Problem to work on
How many lines of the entries below include the word "ROAD"? Answer with the number alone.
════════════════════
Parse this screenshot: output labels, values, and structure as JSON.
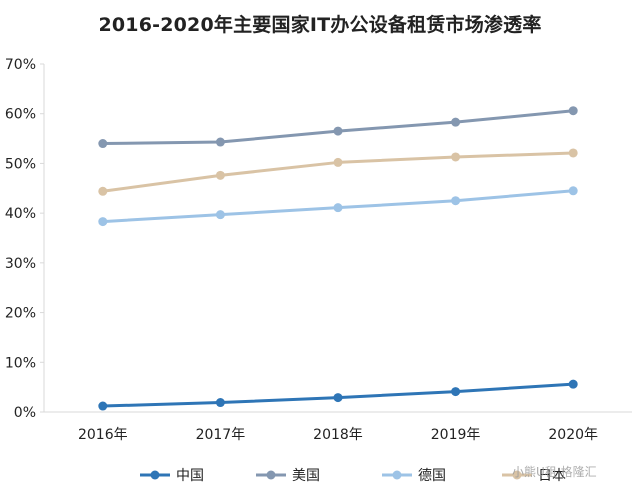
{
  "chart_data": {
    "type": "line",
    "title": "2016-2020年主要国家IT办公设备租赁市场渗透率",
    "categories": [
      "2016年",
      "2017年",
      "2018年",
      "2019年",
      "2020年"
    ],
    "ylim": [
      0,
      70
    ],
    "yticks": [
      0,
      10,
      20,
      30,
      40,
      50,
      60,
      70
    ],
    "ytick_labels": [
      "0%",
      "10%",
      "20%",
      "30%",
      "40%",
      "50%",
      "60%",
      "70%"
    ],
    "grid": false,
    "legend_position": "bottom",
    "series": [
      {
        "name": "中国",
        "values": [
          1.2,
          1.9,
          2.9,
          4.1,
          5.6
        ],
        "color": "#2e75b6"
      },
      {
        "name": "美国",
        "values": [
          54.0,
          54.3,
          56.5,
          58.3,
          60.6
        ],
        "color": "#8497b0"
      },
      {
        "name": "德国",
        "values": [
          38.3,
          39.7,
          41.1,
          42.5,
          44.5
        ],
        "color": "#9dc3e6"
      },
      {
        "name": "日本",
        "values": [
          44.4,
          47.6,
          50.2,
          51.3,
          52.1
        ],
        "color": "#d9c3a5"
      }
    ],
    "watermark": "小熊U租 格隆汇"
  }
}
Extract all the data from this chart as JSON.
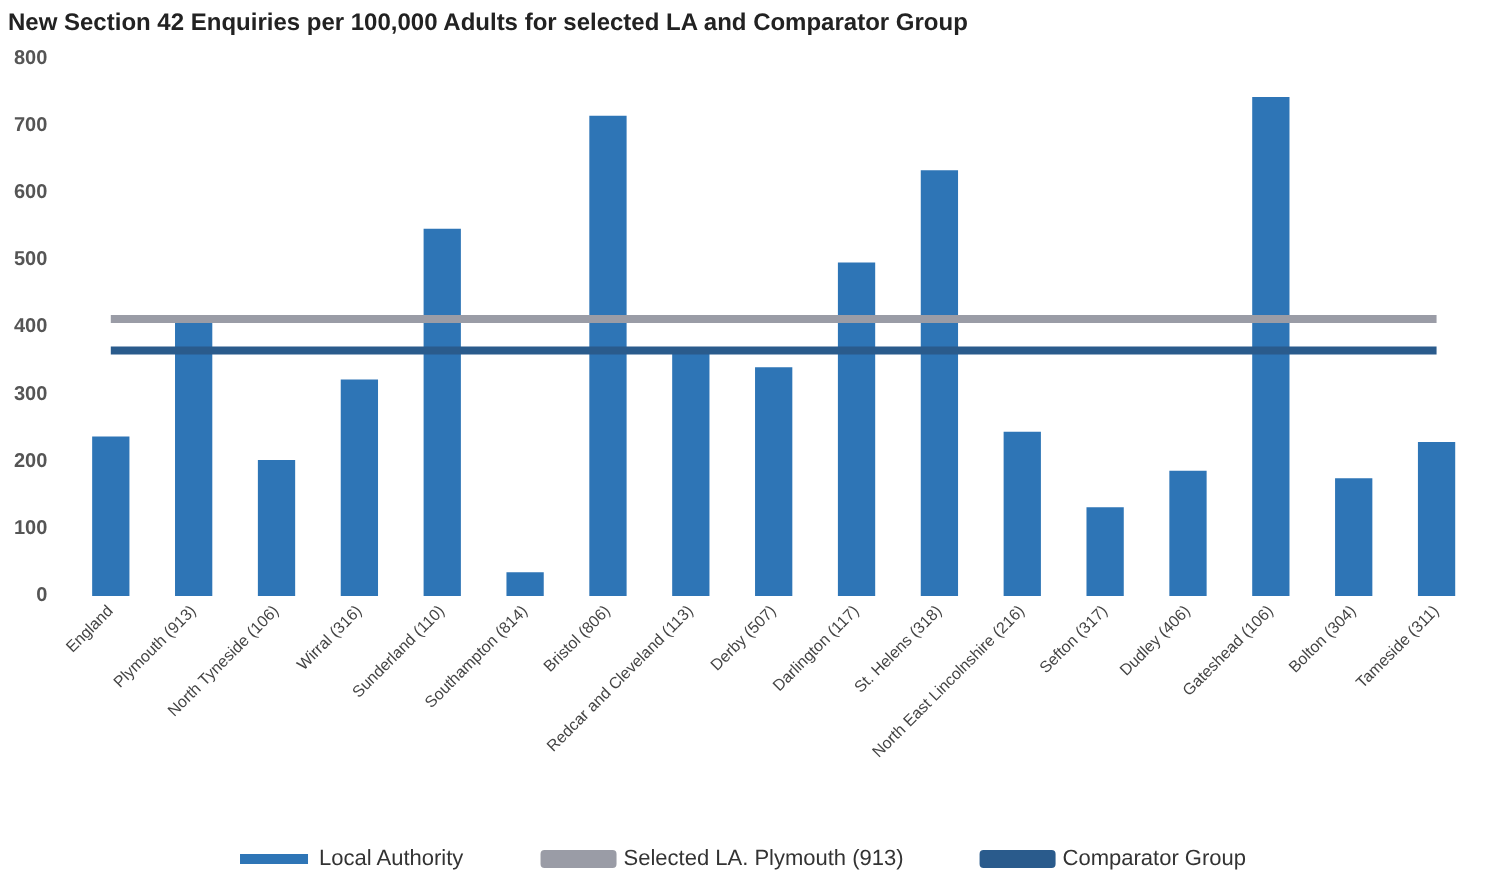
{
  "chart_data": {
    "type": "bar",
    "title": "New Section 42 Enquiries per 100,000 Adults for selected LA and Comparator Group",
    "categories": [
      "England",
      "Plymouth (913)",
      "North Tyneside (106)",
      "Wirral (316)",
      "Sunderland (110)",
      "Southampton (814)",
      "Bristol (806)",
      "Redcar and Cleveland (113)",
      "Derby (507)",
      "Darlington (117)",
      "St. Helens (318)",
      "North East Lincolnshire (216)",
      "Sefton (317)",
      "Dudley (406)",
      "Gateshead (106)",
      "Bolton (304)",
      "Tameside (311)"
    ],
    "series": [
      {
        "name": "Local Authority",
        "color": "#2e75b6",
        "values": [
          237,
          410,
          202,
          322,
          546,
          35,
          714,
          368,
          340,
          496,
          633,
          244,
          132,
          186,
          742,
          175,
          229
        ]
      },
      {
        "name": "Selected LA. Plymouth (913)",
        "type": "line",
        "color": "#9a9ca6",
        "values": [
          412,
          412,
          412,
          412,
          412,
          412,
          412,
          412,
          412,
          412,
          412,
          412,
          412,
          412,
          412,
          412,
          412
        ]
      },
      {
        "name": "Comparator Group",
        "type": "line",
        "color": "#2a5b8c",
        "values": [
          365,
          365,
          365,
          365,
          365,
          365,
          365,
          365,
          365,
          365,
          365,
          365,
          365,
          365,
          365,
          365,
          365
        ]
      }
    ],
    "ylim": [
      0,
      800
    ],
    "yticks": [
      0,
      100,
      200,
      300,
      400,
      500,
      600,
      700,
      800
    ],
    "legend": "bottom",
    "marker": "none"
  }
}
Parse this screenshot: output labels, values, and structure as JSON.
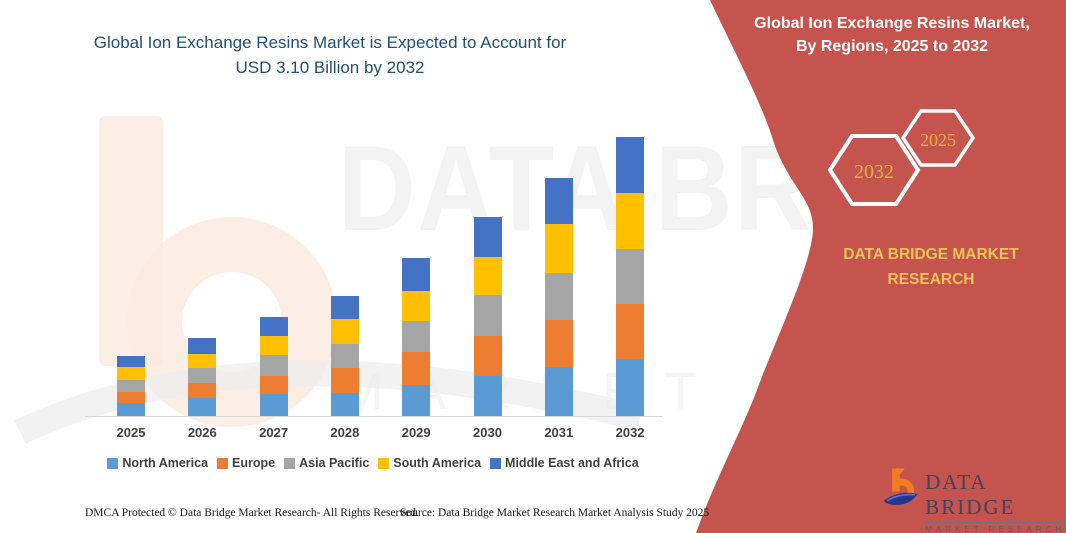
{
  "title": {
    "line1": "Global Ion Exchange Resins Market is Expected to Account for",
    "line2": "USD 3.10 Billion by 2032"
  },
  "chart_data": {
    "type": "bar",
    "stacked": true,
    "title": "Global Ion Exchange Resins Market, By Regions, 2025 to 2032",
    "unit": "USD Billion",
    "categories": [
      "2025",
      "2026",
      "2027",
      "2028",
      "2029",
      "2030",
      "2031",
      "2032"
    ],
    "series": [
      {
        "name": "North America",
        "color": "#5B9BD5",
        "values": [
          0.14,
          0.2,
          0.24,
          0.26,
          0.34,
          0.45,
          0.54,
          0.63
        ]
      },
      {
        "name": "Europe",
        "color": "#ED7D31",
        "values": [
          0.13,
          0.17,
          0.21,
          0.27,
          0.37,
          0.44,
          0.53,
          0.62
        ]
      },
      {
        "name": "Asia Pacific",
        "color": "#A5A5A5",
        "values": [
          0.13,
          0.16,
          0.23,
          0.27,
          0.35,
          0.45,
          0.52,
          0.61
        ]
      },
      {
        "name": "South America",
        "color": "#FFC000",
        "values": [
          0.14,
          0.16,
          0.21,
          0.28,
          0.33,
          0.43,
          0.54,
          0.62
        ]
      },
      {
        "name": "Middle East and Africa",
        "color": "#4472C4",
        "values": [
          0.13,
          0.18,
          0.21,
          0.25,
          0.37,
          0.44,
          0.52,
          0.62
        ]
      }
    ],
    "totals_estimated": [
      0.67,
      0.87,
      1.1,
      1.33,
      1.76,
      2.21,
      2.65,
      3.1
    ],
    "ylim": [
      0,
      3.2
    ],
    "grid": false,
    "legend_position": "bottom"
  },
  "right_panel": {
    "title_line1": "Global Ion Exchange Resins Market,",
    "title_line2": "By Regions, 2025 to 2032",
    "hexagons": [
      {
        "label": "2032"
      },
      {
        "label": "2025"
      }
    ],
    "brand_line1": "DATA BRIDGE MARKET",
    "brand_line2": "RESEARCH",
    "bg_color": "#C5534E",
    "gold_color": "#E6AF3F"
  },
  "watermark": {
    "line1": "DATA BRIDGE",
    "line2": "MARKET RESEARCH"
  },
  "logo": {
    "name": "DATA BRIDGE",
    "sub": "MARKET RESEARCH"
  },
  "footer": {
    "dmca": "DMCA Protected © Data Bridge Market Research- All Rights Reserved.",
    "source": "Source: Data Bridge Market Research Market Analysis Study 2025"
  }
}
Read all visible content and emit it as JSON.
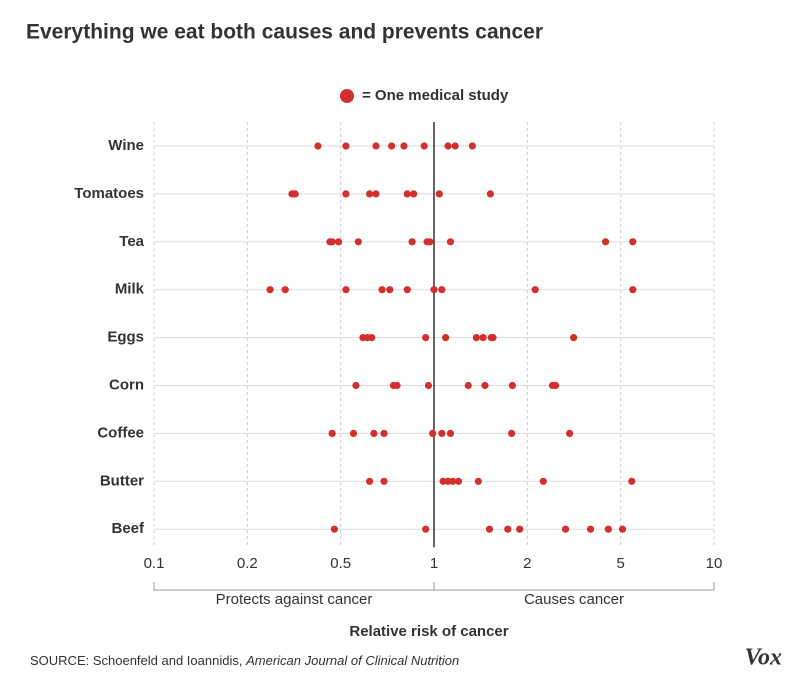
{
  "chart_data": {
    "type": "dot",
    "title": "Everything we eat both causes and prevents cancer",
    "legend_label": "= One medical study",
    "color": "#d32f2f",
    "categories": [
      "Wine",
      "Tomatoes",
      "Tea",
      "Milk",
      "Eggs",
      "Corn",
      "Coffee",
      "Butter",
      "Beef"
    ],
    "values": [
      [
        0.4,
        0.52,
        0.65,
        0.73,
        0.8,
        0.93,
        1.11,
        1.17,
        1.33
      ],
      [
        0.31,
        0.32,
        0.52,
        0.62,
        0.65,
        0.82,
        0.86,
        1.04,
        1.52
      ],
      [
        0.45,
        0.46,
        0.49,
        0.57,
        0.85,
        0.95,
        0.97,
        1.13,
        4.31,
        5.47
      ],
      [
        0.25,
        0.29,
        0.52,
        0.68,
        0.72,
        0.82,
        1.0,
        1.06,
        2.16,
        5.47
      ],
      [
        0.59,
        0.61,
        0.63,
        0.94,
        1.09,
        1.37,
        1.44,
        1.53,
        1.55,
        3.15
      ],
      [
        0.56,
        0.74,
        0.76,
        0.96,
        1.29,
        1.46,
        1.79,
        2.56,
        2.64
      ],
      [
        0.46,
        0.55,
        0.64,
        0.69,
        0.99,
        1.06,
        1.13,
        1.78,
        3.03
      ],
      [
        0.62,
        0.69,
        1.07,
        1.11,
        1.15,
        1.2,
        1.39,
        2.34,
        5.43
      ],
      [
        0.47,
        0.94,
        1.51,
        1.73,
        1.89,
        2.91,
        3.72,
        4.43,
        5.07
      ]
    ],
    "x_scale": "log",
    "xlim": [
      0.1,
      10
    ],
    "xticks": [
      0.1,
      0.2,
      0.5,
      1,
      2,
      5,
      10
    ],
    "reference_line": 1,
    "grid": true,
    "annotations": [
      "Protects against cancer",
      "Causes cancer"
    ],
    "xlabel": "Relative risk of cancer",
    "source": "SOURCE: Schoenfeld and Ioannidis,",
    "source_journal": "American Journal of Clinical Nutrition",
    "brand": "Vox"
  }
}
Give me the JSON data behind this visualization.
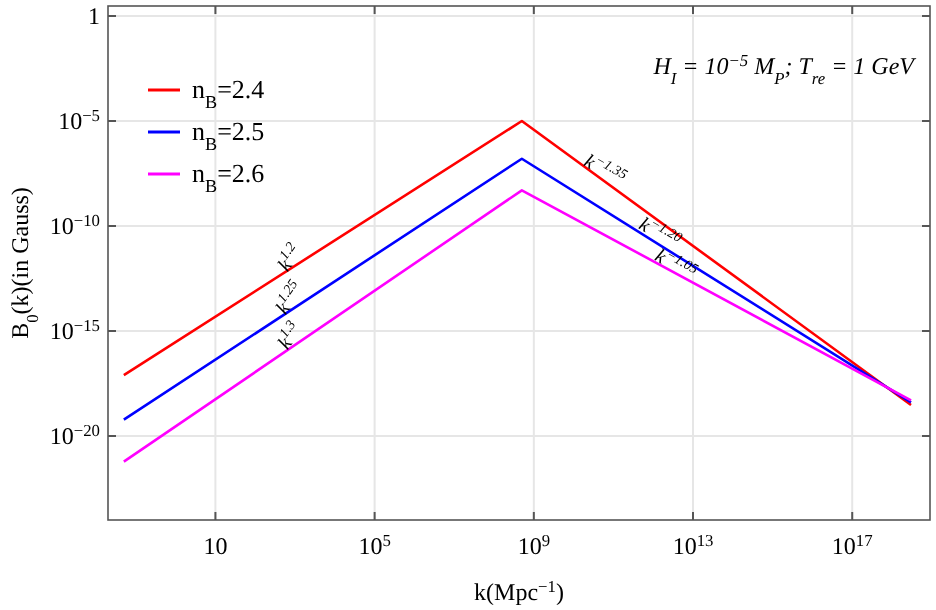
{
  "chart_data": {
    "type": "line",
    "xlabel": "k(Mpc$^{−1}$)",
    "ylabel": "B$_{0}$(k)(in Gauss)",
    "log": "xy",
    "grid": true,
    "legend": "top left",
    "line_style": "solid",
    "marker": "none",
    "xlim": [
      0.02,
      9e+18
    ],
    "ylim": [
      1e-24,
      3
    ],
    "xticks": [
      10,
      {
        "value": 100000.0,
        "label": "10$^{5}$"
      },
      {
        "value": 1000000000.0,
        "label": "10$^{9}$"
      },
      {
        "value": 10000000000000.0,
        "label": "10$^{13}$"
      },
      {
        "value": 1e+17,
        "label": "10$^{17}$"
      }
    ],
    "yticks": [
      1,
      {
        "value": 1e-05,
        "label": "10$^{−5}$"
      },
      {
        "value": 1e-10,
        "label": "10$^{−10}$"
      },
      {
        "value": 1e-15,
        "label": "10$^{−15}$"
      },
      {
        "value": 1e-20,
        "label": "10$^{−20}$"
      }
    ],
    "x": [
      0.05,
      500000000.0,
      3e+18
    ],
    "series": [
      {
        "name": "n$_{B}$=2.4",
        "color": "#ff0000",
        "values": [
          8e-18,
          1e-05,
          3e-19
        ]
      },
      {
        "name": "n$_{B}$=2.5",
        "color": "#0000ff",
        "values": [
          6e-20,
          1.6e-07,
          4e-19
        ]
      },
      {
        "name": "n$_{B}$=2.6",
        "color": "#ff00ff",
        "values": [
          6e-22,
          5e-09,
          5e-19
        ]
      }
    ],
    "annotations": [
      "H$_{I}$ = 10$^{−5}$ M$_{P}$; T$_{re}$ = 1 GeV",
      {
        "text": "k$^{1.2}$",
        "x": 1000,
        "y": 1.3e-12
      },
      {
        "text": "k$^{1.25}$",
        "x": 1000,
        "y": 1.6e-14
      },
      {
        "text": "k$^{1.3}$",
        "x": 1000,
        "y": 2.5e-16
      },
      {
        "text": "k$^{−1.35}$",
        "x": 50000000000.0,
        "y": 1.6e-08
      },
      {
        "text": "k$^{−1.20}$",
        "x": 1200000000000.0,
        "y": 1.6e-11
      },
      {
        "text": "k$^{−1.05}$",
        "x": 3000000000000.0,
        "y": 5e-13
      }
    ]
  }
}
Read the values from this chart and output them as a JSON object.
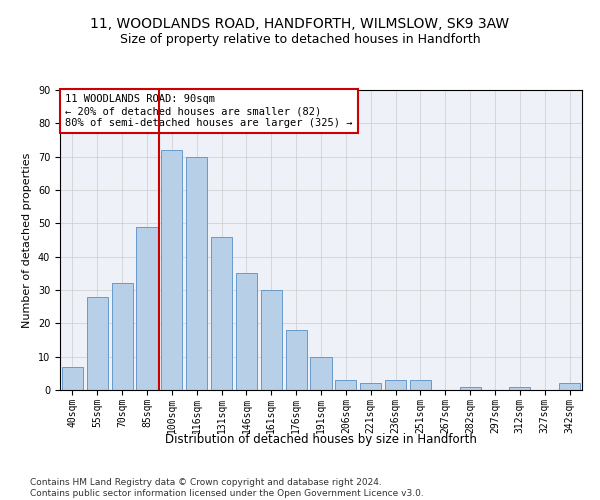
{
  "title": "11, WOODLANDS ROAD, HANDFORTH, WILMSLOW, SK9 3AW",
  "subtitle": "Size of property relative to detached houses in Handforth",
  "xlabel": "Distribution of detached houses by size in Handforth",
  "ylabel": "Number of detached properties",
  "bar_labels": [
    "40sqm",
    "55sqm",
    "70sqm",
    "85sqm",
    "100sqm",
    "116sqm",
    "131sqm",
    "146sqm",
    "161sqm",
    "176sqm",
    "191sqm",
    "206sqm",
    "221sqm",
    "236sqm",
    "251sqm",
    "267sqm",
    "282sqm",
    "297sqm",
    "312sqm",
    "327sqm",
    "342sqm"
  ],
  "bar_values": [
    7,
    28,
    32,
    49,
    72,
    70,
    46,
    35,
    30,
    18,
    10,
    3,
    2,
    3,
    3,
    0,
    1,
    0,
    1,
    0,
    2
  ],
  "bar_color": "#b8cfe8",
  "bar_edge_color": "#6699cc",
  "vline_x": 3.5,
  "vline_color": "#cc0000",
  "annotation_text": "11 WOODLANDS ROAD: 90sqm\n← 20% of detached houses are smaller (82)\n80% of semi-detached houses are larger (325) →",
  "annotation_box_color": "#ffffff",
  "annotation_box_edge": "#cc0000",
  "ylim": [
    0,
    90
  ],
  "yticks": [
    0,
    10,
    20,
    30,
    40,
    50,
    60,
    70,
    80,
    90
  ],
  "footer": "Contains HM Land Registry data © Crown copyright and database right 2024.\nContains public sector information licensed under the Open Government Licence v3.0.",
  "bg_color": "#eef2f8",
  "title_fontsize": 10,
  "subtitle_fontsize": 9,
  "xlabel_fontsize": 8.5,
  "ylabel_fontsize": 8,
  "tick_fontsize": 7,
  "footer_fontsize": 6.5,
  "annot_fontsize": 7.5
}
════════════════════
Exercise solution
2